● **Input**
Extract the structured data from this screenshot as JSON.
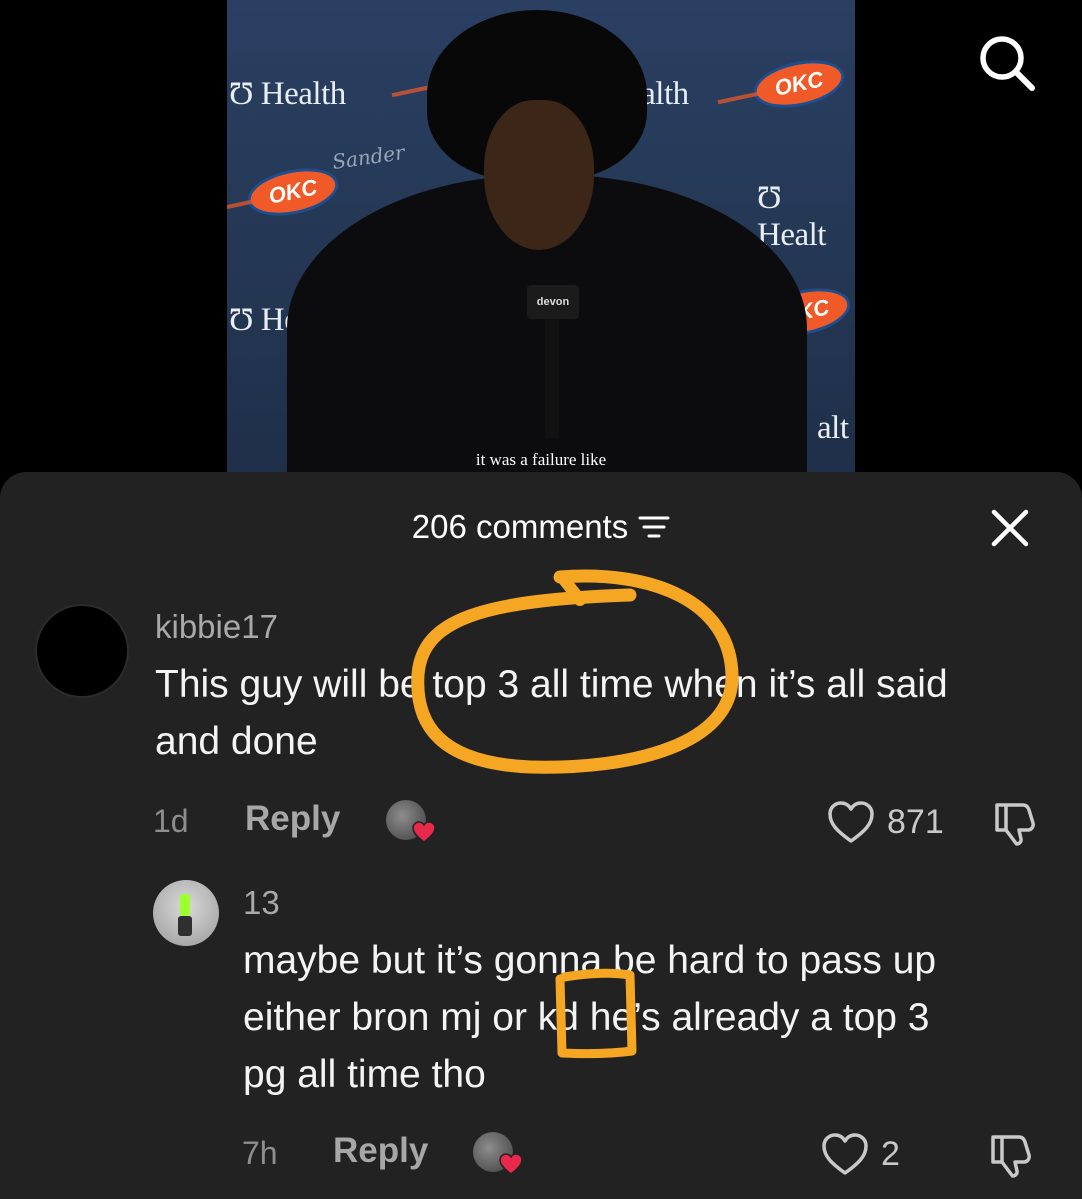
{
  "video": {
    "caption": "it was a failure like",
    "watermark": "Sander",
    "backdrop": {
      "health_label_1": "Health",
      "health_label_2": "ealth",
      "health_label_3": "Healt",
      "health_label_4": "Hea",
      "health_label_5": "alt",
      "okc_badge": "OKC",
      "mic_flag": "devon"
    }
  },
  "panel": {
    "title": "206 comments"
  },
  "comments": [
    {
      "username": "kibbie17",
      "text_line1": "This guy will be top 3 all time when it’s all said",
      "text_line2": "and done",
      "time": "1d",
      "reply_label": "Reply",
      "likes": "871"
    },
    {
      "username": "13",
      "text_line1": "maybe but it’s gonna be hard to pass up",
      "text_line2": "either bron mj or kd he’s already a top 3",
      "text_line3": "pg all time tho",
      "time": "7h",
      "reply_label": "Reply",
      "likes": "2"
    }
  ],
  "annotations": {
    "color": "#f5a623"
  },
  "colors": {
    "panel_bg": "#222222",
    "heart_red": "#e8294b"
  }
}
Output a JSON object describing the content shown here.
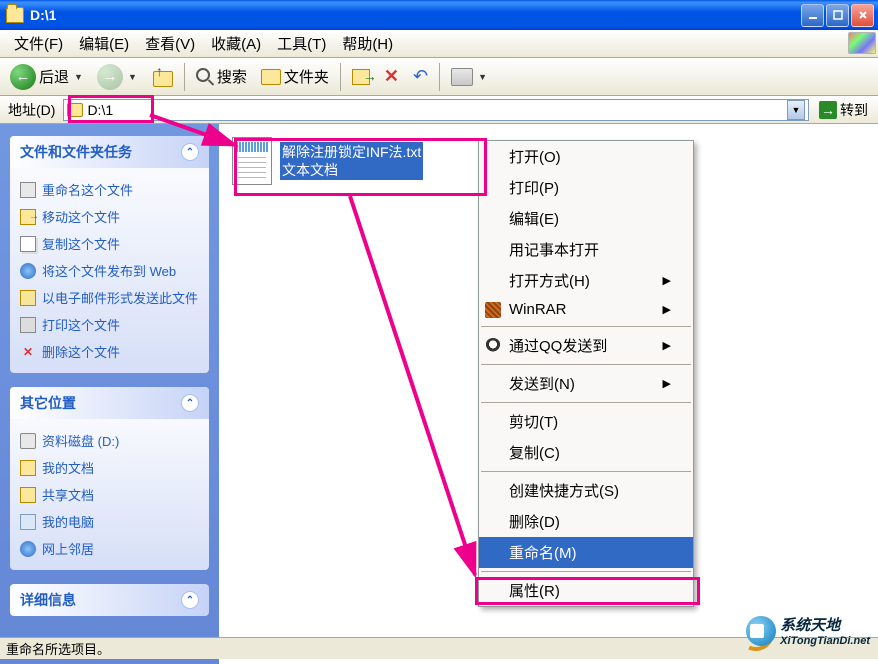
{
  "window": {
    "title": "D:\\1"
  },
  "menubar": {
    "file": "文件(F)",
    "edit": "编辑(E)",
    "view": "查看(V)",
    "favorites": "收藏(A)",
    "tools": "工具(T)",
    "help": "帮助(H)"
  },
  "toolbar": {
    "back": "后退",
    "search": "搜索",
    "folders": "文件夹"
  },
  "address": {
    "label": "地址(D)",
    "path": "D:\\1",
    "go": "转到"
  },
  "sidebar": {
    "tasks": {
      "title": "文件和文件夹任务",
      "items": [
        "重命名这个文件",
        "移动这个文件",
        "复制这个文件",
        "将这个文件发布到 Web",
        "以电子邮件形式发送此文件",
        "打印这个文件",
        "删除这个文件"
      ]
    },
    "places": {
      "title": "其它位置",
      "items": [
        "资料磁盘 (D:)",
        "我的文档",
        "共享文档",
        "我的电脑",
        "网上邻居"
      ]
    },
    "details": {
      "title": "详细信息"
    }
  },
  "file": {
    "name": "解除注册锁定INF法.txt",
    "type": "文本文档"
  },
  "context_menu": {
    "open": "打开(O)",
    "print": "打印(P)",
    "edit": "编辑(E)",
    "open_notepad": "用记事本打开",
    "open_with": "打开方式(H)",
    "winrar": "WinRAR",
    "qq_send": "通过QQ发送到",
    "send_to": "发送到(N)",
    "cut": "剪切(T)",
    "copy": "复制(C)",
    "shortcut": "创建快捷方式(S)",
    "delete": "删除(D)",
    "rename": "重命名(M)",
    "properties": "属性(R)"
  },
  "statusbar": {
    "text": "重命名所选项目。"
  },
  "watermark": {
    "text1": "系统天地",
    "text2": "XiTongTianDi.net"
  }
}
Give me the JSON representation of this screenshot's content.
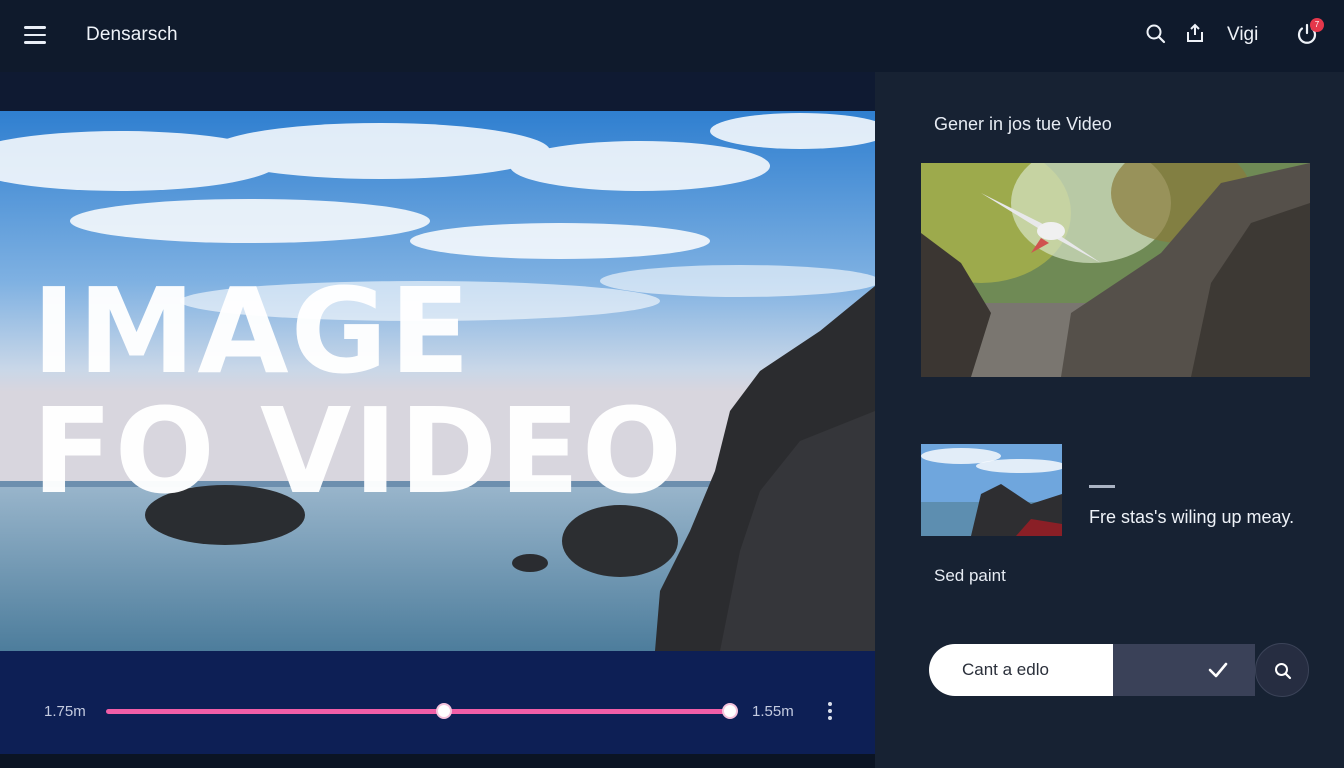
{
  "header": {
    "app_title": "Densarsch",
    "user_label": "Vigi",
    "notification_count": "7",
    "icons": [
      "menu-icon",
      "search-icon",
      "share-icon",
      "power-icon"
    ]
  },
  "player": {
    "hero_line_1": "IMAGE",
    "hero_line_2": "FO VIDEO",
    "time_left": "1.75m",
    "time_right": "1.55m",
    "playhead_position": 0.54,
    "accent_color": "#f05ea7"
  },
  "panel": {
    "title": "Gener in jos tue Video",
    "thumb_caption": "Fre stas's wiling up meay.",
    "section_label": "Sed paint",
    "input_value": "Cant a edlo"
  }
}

● **Work to complete**
Reproduce all of the data exactly; the pictures do not belong in the copy.

● **Result**
Extract the structured data from this screenshot as JSON.
{
  "video": {
    "caption": "it was a failure like",
    "watermark": "Sander",
    "backdrop": {
      "health_label_1": "Health",
      "health_label_2": "ealth",
      "health_label_3": "Healt",
      "health_label_4": "Hea",
      "health_label_5": "alt",
      "okc_badge": "OKC",
      "mic_flag": "devon"
    }
  },
  "panel": {
    "title": "206 comments"
  },
  "comments": [
    {
      "username": "kibbie17",
      "text_line1": "This guy will be top 3 all time when it’s all said",
      "text_line2": "and done",
      "time": "1d",
      "reply_label": "Reply",
      "likes": "871"
    },
    {
      "username": "13",
      "text_line1": "maybe but it’s gonna be hard to pass up",
      "text_line2": "either bron mj or kd he’s already a top 3",
      "text_line3": "pg all time tho",
      "time": "7h",
      "reply_label": "Reply",
      "likes": "2"
    }
  ],
  "annotations": {
    "color": "#f5a623"
  },
  "colors": {
    "panel_bg": "#222222",
    "heart_red": "#e8294b"
  }
}
Output a JSON object describing the content shown here.
{
  "window": {
    "title": "D:\\1"
  },
  "menubar": {
    "file": "文件(F)",
    "edit": "编辑(E)",
    "view": "查看(V)",
    "favorites": "收藏(A)",
    "tools": "工具(T)",
    "help": "帮助(H)"
  },
  "toolbar": {
    "back": "后退",
    "search": "搜索",
    "folders": "文件夹"
  },
  "address": {
    "label": "地址(D)",
    "path": "D:\\1",
    "go": "转到"
  },
  "sidebar": {
    "tasks": {
      "title": "文件和文件夹任务",
      "items": [
        "重命名这个文件",
        "移动这个文件",
        "复制这个文件",
        "将这个文件发布到 Web",
        "以电子邮件形式发送此文件",
        "打印这个文件",
        "删除这个文件"
      ]
    },
    "places": {
      "title": "其它位置",
      "items": [
        "资料磁盘 (D:)",
        "我的文档",
        "共享文档",
        "我的电脑",
        "网上邻居"
      ]
    },
    "details": {
      "title": "详细信息"
    }
  },
  "file": {
    "name": "解除注册锁定INF法.txt",
    "type": "文本文档"
  },
  "context_menu": {
    "open": "打开(O)",
    "print": "打印(P)",
    "edit": "编辑(E)",
    "open_notepad": "用记事本打开",
    "open_with": "打开方式(H)",
    "winrar": "WinRAR",
    "qq_send": "通过QQ发送到",
    "send_to": "发送到(N)",
    "cut": "剪切(T)",
    "copy": "复制(C)",
    "shortcut": "创建快捷方式(S)",
    "delete": "删除(D)",
    "rename": "重命名(M)",
    "properties": "属性(R)"
  },
  "statusbar": {
    "text": "重命名所选项目。"
  },
  "watermark": {
    "text1": "系统天地",
    "text2": "XiTongTianDi.net"
  }
}
Give me the JSON representation of this screenshot's content.
{
  "header": {
    "app_title": "Densarsch",
    "user_label": "Vigi",
    "notification_count": "7",
    "icons": [
      "menu-icon",
      "search-icon",
      "share-icon",
      "power-icon"
    ]
  },
  "player": {
    "hero_line_1": "IMAGE",
    "hero_line_2": "FO VIDEO",
    "time_left": "1.75m",
    "time_right": "1.55m",
    "playhead_position": 0.54,
    "accent_color": "#f05ea7"
  },
  "panel": {
    "title": "Gener in jos tue Video",
    "thumb_caption": "Fre stas's wiling up meay.",
    "section_label": "Sed paint",
    "input_value": "Cant a edlo"
  }
}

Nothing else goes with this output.